↓

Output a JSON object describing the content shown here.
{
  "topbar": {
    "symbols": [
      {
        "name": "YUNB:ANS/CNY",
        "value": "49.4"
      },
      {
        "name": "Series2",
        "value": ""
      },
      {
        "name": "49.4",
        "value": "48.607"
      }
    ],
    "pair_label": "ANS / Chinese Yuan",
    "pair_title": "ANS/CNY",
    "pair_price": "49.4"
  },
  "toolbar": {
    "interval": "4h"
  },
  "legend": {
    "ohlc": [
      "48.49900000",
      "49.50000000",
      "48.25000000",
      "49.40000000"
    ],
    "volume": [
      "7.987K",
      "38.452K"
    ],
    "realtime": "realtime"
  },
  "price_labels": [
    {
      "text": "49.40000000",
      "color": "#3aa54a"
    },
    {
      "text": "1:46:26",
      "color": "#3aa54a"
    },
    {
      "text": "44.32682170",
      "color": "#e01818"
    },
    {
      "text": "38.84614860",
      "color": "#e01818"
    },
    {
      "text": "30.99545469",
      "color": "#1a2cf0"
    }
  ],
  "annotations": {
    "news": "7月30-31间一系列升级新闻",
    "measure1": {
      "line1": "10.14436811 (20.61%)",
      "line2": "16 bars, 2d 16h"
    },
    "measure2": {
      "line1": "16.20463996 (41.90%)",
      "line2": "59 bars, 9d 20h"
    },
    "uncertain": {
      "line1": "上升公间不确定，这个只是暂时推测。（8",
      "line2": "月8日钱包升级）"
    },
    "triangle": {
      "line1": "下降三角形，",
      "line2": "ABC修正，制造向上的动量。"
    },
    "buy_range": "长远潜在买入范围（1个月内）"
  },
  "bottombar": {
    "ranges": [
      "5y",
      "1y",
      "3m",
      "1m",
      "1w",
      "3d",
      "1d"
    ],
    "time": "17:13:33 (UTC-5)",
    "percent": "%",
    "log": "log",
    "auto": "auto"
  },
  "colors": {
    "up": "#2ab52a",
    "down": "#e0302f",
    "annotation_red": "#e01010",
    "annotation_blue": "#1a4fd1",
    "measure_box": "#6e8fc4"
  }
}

↑

Exercise instructions
Repeat the entries exactly, all of them.

Exercise output
Output a JSON object describing the content shown here.
{
  "topbar": {
    "symbols": [
      {
        "name": "YUNB:ANS/CNY",
        "value": "49.4"
      },
      {
        "name": "Series2",
        "value": ""
      },
      {
        "name": "49.4",
        "value": "48.607"
      }
    ],
    "pair_label": "ANS / Chinese Yuan",
    "pair_title": "ANS/CNY",
    "pair_price": "49.4"
  },
  "toolbar": {
    "interval": "4h"
  },
  "legend": {
    "ohlc": [
      "48.49900000",
      "49.50000000",
      "48.25000000",
      "49.40000000"
    ],
    "volume": [
      "7.987K",
      "38.452K"
    ],
    "realtime": "realtime"
  },
  "price_labels": [
    {
      "text": "49.40000000",
      "color": "#3aa54a"
    },
    {
      "text": "1:46:26",
      "color": "#3aa54a"
    },
    {
      "text": "44.32682170",
      "color": "#e01818"
    },
    {
      "text": "38.84614860",
      "color": "#e01818"
    },
    {
      "text": "30.99545469",
      "color": "#1a2cf0"
    }
  ],
  "annotations": {
    "news": "7月30-31间一系列升级新闻",
    "measure1": {
      "line1": "10.14436811 (20.61%)",
      "line2": "16 bars, 2d 16h"
    },
    "measure2": {
      "line1": "16.20463996 (41.90%)",
      "line2": "59 bars, 9d 20h"
    },
    "uncertain": {
      "line1": "上升公间不确定，这个只是暂时推测。（8",
      "line2": "月8日钱包升级）"
    },
    "triangle": {
      "line1": "下降三角形，",
      "line2": "ABC修正，制造向上的动量。"
    },
    "buy_range": "长远潜在买入范围（1个月内）"
  },
  "bottombar": {
    "ranges": [
      "5y",
      "1y",
      "3m",
      "1m",
      "1w",
      "3d",
      "1d"
    ],
    "time": "17:13:33 (UTC-5)",
    "percent": "%",
    "log": "log",
    "auto": "auto"
  },
  "colors": {
    "up": "#2ab52a",
    "down": "#e0302f",
    "annotation_red": "#e01010",
    "annotation_blue": "#1a4fd1",
    "measure_box": "#6e8fc4"
  }
}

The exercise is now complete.